● TASK GOAL
Reproduce the data in its entirety, exactly as supplied.

● GIVEN RECORDS
——

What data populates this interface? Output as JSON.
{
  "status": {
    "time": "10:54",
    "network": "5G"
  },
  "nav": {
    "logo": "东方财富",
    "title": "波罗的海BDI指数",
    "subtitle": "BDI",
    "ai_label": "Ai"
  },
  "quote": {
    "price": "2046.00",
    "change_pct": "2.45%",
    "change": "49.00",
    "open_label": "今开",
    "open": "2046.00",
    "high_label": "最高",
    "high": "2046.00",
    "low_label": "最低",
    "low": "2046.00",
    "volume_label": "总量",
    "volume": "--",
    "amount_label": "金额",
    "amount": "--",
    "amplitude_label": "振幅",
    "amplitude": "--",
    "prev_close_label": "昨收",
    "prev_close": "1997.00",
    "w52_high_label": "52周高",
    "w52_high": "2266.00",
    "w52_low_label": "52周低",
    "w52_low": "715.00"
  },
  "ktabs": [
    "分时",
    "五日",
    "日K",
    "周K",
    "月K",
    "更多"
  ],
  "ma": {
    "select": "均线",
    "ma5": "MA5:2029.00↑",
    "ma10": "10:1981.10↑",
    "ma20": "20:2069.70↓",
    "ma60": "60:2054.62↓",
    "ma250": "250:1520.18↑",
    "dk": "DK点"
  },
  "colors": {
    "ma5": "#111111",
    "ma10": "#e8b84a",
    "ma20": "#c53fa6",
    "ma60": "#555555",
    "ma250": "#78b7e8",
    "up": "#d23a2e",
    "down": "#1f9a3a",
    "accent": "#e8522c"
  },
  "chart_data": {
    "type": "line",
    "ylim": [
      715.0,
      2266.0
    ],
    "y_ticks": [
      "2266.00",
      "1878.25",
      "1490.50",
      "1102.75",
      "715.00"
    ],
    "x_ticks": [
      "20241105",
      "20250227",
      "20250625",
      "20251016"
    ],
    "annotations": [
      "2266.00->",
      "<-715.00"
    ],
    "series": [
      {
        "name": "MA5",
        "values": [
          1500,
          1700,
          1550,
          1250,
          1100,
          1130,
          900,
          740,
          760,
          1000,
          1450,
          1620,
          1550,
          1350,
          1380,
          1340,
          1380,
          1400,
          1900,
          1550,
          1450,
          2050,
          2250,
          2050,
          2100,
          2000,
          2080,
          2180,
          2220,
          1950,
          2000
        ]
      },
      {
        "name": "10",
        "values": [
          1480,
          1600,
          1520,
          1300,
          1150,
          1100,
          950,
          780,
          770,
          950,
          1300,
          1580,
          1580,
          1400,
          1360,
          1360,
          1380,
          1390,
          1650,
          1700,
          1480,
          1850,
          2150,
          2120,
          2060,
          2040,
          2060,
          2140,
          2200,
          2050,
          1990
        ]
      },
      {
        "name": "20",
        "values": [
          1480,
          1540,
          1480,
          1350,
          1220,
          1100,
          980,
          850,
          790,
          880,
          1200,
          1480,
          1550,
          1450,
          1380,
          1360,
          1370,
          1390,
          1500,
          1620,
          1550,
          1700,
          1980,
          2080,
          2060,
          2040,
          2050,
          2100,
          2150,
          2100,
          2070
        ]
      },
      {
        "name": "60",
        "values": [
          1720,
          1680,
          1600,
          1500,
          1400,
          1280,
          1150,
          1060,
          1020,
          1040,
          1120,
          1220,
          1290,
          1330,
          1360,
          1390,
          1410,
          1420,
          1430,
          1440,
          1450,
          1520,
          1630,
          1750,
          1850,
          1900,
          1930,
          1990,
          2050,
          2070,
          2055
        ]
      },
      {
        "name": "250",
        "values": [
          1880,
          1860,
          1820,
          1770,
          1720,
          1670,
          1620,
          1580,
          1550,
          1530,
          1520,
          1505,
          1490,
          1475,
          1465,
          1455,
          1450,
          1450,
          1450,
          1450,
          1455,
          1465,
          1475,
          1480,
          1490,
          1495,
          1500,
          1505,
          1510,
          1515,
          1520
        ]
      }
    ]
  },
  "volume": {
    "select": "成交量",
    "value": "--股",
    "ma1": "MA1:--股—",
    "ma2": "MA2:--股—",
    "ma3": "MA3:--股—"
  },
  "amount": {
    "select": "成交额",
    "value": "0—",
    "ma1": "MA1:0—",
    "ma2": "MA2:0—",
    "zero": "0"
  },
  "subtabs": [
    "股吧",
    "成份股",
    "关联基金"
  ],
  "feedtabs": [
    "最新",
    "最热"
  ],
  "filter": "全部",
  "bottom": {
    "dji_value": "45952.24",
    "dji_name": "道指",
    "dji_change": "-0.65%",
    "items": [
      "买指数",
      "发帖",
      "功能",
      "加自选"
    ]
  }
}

——

● WRITTEN SOLUTION
What data populates this interface? Output as JSON.
{
  "status": {
    "time": "10:54",
    "network": "5G"
  },
  "nav": {
    "logo": "东方财富",
    "title": "波罗的海BDI指数",
    "subtitle": "BDI",
    "ai_label": "Ai"
  },
  "quote": {
    "price": "2046.00",
    "change_pct": "2.45%",
    "change": "49.00",
    "open_label": "今开",
    "open": "2046.00",
    "high_label": "最高",
    "high": "2046.00",
    "low_label": "最低",
    "low": "2046.00",
    "volume_label": "总量",
    "volume": "--",
    "amount_label": "金额",
    "amount": "--",
    "amplitude_label": "振幅",
    "amplitude": "--",
    "prev_close_label": "昨收",
    "prev_close": "1997.00",
    "w52_high_label": "52周高",
    "w52_high": "2266.00",
    "w52_low_label": "52周低",
    "w52_low": "715.00"
  },
  "ktabs": [
    "分时",
    "五日",
    "日K",
    "周K",
    "月K",
    "更多"
  ],
  "ma": {
    "select": "均线",
    "ma5": "MA5:2029.00↑",
    "ma10": "10:1981.10↑",
    "ma20": "20:2069.70↓",
    "ma60": "60:2054.62↓",
    "ma250": "250:1520.18↑",
    "dk": "DK点"
  },
  "colors": {
    "ma5": "#111111",
    "ma10": "#e8b84a",
    "ma20": "#c53fa6",
    "ma60": "#555555",
    "ma250": "#78b7e8",
    "up": "#d23a2e",
    "down": "#1f9a3a",
    "accent": "#e8522c"
  },
  "chart_data": {
    "type": "line",
    "ylim": [
      715.0,
      2266.0
    ],
    "y_ticks": [
      "2266.00",
      "1878.25",
      "1490.50",
      "1102.75",
      "715.00"
    ],
    "x_ticks": [
      "20241105",
      "20250227",
      "20250625",
      "20251016"
    ],
    "annotations": [
      "2266.00->",
      "<-715.00"
    ],
    "series": [
      {
        "name": "MA5",
        "values": [
          1500,
          1700,
          1550,
          1250,
          1100,
          1130,
          900,
          740,
          760,
          1000,
          1450,
          1620,
          1550,
          1350,
          1380,
          1340,
          1380,
          1400,
          1900,
          1550,
          1450,
          2050,
          2250,
          2050,
          2100,
          2000,
          2080,
          2180,
          2220,
          1950,
          2000
        ]
      },
      {
        "name": "10",
        "values": [
          1480,
          1600,
          1520,
          1300,
          1150,
          1100,
          950,
          780,
          770,
          950,
          1300,
          1580,
          1580,
          1400,
          1360,
          1360,
          1380,
          1390,
          1650,
          1700,
          1480,
          1850,
          2150,
          2120,
          2060,
          2040,
          2060,
          2140,
          2200,
          2050,
          1990
        ]
      },
      {
        "name": "20",
        "values": [
          1480,
          1540,
          1480,
          1350,
          1220,
          1100,
          980,
          850,
          790,
          880,
          1200,
          1480,
          1550,
          1450,
          1380,
          1360,
          1370,
          1390,
          1500,
          1620,
          1550,
          1700,
          1980,
          2080,
          2060,
          2040,
          2050,
          2100,
          2150,
          2100,
          2070
        ]
      },
      {
        "name": "60",
        "values": [
          1720,
          1680,
          1600,
          1500,
          1400,
          1280,
          1150,
          1060,
          1020,
          1040,
          1120,
          1220,
          1290,
          1330,
          1360,
          1390,
          1410,
          1420,
          1430,
          1440,
          1450,
          1520,
          1630,
          1750,
          1850,
          1900,
          1930,
          1990,
          2050,
          2070,
          2055
        ]
      },
      {
        "name": "250",
        "values": [
          1880,
          1860,
          1820,
          1770,
          1720,
          1670,
          1620,
          1580,
          1550,
          1530,
          1520,
          1505,
          1490,
          1475,
          1465,
          1455,
          1450,
          1450,
          1450,
          1450,
          1455,
          1465,
          1475,
          1480,
          1490,
          1495,
          1500,
          1505,
          1510,
          1515,
          1520
        ]
      }
    ]
  },
  "volume": {
    "select": "成交量",
    "value": "--股",
    "ma1": "MA1:--股—",
    "ma2": "MA2:--股—",
    "ma3": "MA3:--股—"
  },
  "amount": {
    "select": "成交额",
    "value": "0—",
    "ma1": "MA1:0—",
    "ma2": "MA2:0—",
    "zero": "0"
  },
  "subtabs": [
    "股吧",
    "成份股",
    "关联基金"
  ],
  "feedtabs": [
    "最新",
    "最热"
  ],
  "filter": "全部",
  "bottom": {
    "dji_value": "45952.24",
    "dji_name": "道指",
    "dji_change": "-0.65%",
    "items": [
      "买指数",
      "发帖",
      "功能",
      "加自选"
    ]
  }
}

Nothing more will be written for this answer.